§ Exercise requirements
Where does the string "Matisse" appear in the records? Copy every line that contains it.

* BEGIN *

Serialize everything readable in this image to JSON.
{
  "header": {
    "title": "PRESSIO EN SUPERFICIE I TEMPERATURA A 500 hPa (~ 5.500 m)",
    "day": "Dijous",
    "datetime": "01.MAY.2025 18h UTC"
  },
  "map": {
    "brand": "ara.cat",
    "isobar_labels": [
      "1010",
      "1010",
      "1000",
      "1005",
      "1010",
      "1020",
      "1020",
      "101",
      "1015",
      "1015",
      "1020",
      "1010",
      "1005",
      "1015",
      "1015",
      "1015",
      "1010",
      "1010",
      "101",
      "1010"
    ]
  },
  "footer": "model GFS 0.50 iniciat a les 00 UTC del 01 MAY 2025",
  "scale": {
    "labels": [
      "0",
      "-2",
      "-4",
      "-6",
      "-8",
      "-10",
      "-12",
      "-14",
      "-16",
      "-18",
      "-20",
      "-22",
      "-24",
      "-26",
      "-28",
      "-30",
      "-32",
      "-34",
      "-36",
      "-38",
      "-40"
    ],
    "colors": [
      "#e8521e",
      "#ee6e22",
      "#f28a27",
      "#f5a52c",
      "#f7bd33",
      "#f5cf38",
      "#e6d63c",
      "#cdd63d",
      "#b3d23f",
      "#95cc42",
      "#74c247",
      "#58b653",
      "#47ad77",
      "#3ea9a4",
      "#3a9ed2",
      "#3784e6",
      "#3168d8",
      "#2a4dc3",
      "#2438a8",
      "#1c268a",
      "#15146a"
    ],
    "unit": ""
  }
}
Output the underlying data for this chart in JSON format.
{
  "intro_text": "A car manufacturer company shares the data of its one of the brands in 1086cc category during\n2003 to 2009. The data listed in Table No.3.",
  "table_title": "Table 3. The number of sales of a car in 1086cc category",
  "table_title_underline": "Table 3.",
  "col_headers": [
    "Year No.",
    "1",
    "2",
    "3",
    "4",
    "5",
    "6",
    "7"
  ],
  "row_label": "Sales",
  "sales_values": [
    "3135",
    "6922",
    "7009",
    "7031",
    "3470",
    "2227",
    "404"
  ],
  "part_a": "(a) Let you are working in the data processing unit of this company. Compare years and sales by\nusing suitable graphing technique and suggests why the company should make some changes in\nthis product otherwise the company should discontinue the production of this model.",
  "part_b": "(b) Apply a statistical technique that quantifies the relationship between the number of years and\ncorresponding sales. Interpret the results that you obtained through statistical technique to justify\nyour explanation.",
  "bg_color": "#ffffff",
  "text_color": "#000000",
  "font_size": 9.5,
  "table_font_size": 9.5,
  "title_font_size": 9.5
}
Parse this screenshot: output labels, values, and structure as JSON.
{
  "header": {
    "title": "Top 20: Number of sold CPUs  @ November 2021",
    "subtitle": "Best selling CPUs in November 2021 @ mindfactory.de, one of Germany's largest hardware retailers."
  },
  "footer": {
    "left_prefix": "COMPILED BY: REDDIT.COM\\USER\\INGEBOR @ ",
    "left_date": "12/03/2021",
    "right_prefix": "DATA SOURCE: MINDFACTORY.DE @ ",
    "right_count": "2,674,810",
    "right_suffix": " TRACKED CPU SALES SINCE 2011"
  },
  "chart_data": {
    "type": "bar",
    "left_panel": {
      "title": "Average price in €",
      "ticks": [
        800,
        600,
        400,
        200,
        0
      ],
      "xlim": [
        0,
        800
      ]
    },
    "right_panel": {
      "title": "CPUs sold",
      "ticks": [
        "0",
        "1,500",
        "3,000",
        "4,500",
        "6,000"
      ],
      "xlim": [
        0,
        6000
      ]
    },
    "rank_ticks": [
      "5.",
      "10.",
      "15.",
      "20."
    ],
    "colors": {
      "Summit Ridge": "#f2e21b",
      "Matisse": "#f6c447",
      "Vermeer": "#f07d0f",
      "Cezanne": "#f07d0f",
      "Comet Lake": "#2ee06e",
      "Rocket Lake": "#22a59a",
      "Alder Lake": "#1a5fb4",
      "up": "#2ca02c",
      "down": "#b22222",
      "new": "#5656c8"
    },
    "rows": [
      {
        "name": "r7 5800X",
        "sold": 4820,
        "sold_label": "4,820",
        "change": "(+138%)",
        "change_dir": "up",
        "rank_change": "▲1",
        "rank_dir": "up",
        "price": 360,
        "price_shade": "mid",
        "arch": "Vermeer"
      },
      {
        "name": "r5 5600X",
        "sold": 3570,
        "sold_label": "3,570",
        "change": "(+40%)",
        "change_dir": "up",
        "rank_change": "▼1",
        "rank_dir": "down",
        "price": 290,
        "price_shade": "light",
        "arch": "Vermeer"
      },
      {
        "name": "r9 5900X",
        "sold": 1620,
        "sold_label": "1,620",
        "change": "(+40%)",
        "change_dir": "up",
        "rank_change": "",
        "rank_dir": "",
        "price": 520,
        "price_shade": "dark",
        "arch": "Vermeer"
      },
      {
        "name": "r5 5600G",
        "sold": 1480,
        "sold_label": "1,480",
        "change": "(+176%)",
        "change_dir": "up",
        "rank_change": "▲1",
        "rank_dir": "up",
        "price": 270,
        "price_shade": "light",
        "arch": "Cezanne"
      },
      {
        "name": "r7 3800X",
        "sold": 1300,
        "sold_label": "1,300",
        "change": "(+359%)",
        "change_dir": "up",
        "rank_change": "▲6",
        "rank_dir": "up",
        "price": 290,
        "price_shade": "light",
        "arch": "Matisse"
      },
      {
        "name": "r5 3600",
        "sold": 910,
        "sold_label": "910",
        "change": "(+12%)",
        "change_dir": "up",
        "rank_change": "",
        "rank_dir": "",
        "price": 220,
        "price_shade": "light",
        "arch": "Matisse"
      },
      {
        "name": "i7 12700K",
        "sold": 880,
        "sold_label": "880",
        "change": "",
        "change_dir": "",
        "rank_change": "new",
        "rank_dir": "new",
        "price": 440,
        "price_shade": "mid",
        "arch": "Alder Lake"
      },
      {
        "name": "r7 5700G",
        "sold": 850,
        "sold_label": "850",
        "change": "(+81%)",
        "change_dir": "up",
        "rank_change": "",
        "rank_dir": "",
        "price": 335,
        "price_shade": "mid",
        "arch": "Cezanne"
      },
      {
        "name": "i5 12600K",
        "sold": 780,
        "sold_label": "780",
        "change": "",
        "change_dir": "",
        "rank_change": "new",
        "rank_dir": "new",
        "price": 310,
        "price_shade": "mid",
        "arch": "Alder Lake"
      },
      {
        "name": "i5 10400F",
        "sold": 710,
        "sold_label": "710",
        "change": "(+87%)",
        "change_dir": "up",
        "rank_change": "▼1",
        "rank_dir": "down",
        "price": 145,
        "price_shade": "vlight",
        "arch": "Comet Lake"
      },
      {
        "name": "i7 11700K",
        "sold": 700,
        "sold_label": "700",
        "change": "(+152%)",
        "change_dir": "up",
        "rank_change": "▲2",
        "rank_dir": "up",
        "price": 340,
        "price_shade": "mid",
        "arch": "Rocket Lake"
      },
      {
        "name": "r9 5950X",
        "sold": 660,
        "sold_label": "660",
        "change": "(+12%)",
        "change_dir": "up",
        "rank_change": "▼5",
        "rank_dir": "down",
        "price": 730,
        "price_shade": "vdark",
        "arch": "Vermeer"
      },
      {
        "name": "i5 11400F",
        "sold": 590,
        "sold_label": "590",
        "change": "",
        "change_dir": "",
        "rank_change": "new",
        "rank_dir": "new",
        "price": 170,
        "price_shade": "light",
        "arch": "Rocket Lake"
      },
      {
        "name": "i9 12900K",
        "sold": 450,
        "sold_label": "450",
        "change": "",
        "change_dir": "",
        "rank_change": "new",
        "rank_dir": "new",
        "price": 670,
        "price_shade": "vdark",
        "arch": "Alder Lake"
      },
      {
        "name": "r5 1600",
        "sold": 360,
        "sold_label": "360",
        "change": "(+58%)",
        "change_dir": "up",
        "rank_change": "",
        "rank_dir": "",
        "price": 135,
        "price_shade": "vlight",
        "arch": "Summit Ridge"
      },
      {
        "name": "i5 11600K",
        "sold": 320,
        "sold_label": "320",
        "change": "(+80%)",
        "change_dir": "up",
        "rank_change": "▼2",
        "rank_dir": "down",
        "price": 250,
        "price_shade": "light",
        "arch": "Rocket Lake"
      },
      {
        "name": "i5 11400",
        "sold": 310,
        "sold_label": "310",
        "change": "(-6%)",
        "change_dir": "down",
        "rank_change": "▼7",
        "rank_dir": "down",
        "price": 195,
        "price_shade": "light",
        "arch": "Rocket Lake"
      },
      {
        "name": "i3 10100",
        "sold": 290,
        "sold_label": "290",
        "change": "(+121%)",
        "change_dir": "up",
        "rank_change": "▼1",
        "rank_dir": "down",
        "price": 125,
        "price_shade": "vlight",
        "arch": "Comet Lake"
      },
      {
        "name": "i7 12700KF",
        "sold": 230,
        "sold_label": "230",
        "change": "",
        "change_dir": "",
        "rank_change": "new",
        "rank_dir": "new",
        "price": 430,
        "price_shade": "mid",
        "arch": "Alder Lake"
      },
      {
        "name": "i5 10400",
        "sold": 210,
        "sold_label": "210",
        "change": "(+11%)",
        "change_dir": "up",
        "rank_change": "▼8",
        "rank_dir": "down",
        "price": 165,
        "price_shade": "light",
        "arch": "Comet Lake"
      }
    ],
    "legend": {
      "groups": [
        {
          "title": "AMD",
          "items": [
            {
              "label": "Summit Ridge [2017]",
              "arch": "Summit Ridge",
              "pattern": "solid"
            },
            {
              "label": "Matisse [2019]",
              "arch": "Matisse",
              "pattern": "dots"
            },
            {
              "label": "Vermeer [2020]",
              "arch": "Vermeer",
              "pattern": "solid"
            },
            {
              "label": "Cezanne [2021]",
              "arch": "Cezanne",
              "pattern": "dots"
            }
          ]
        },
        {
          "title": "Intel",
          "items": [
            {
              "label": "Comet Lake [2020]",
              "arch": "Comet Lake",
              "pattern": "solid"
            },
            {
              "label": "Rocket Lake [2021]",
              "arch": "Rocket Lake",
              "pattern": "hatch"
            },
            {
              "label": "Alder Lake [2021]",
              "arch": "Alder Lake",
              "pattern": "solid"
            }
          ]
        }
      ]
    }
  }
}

* END *

§ Output below
      "Matisse": "#f6c447",
        "arch": "Matisse"
        "arch": "Matisse"
              "label": "Matisse [2019]",
              "arch": "Matisse",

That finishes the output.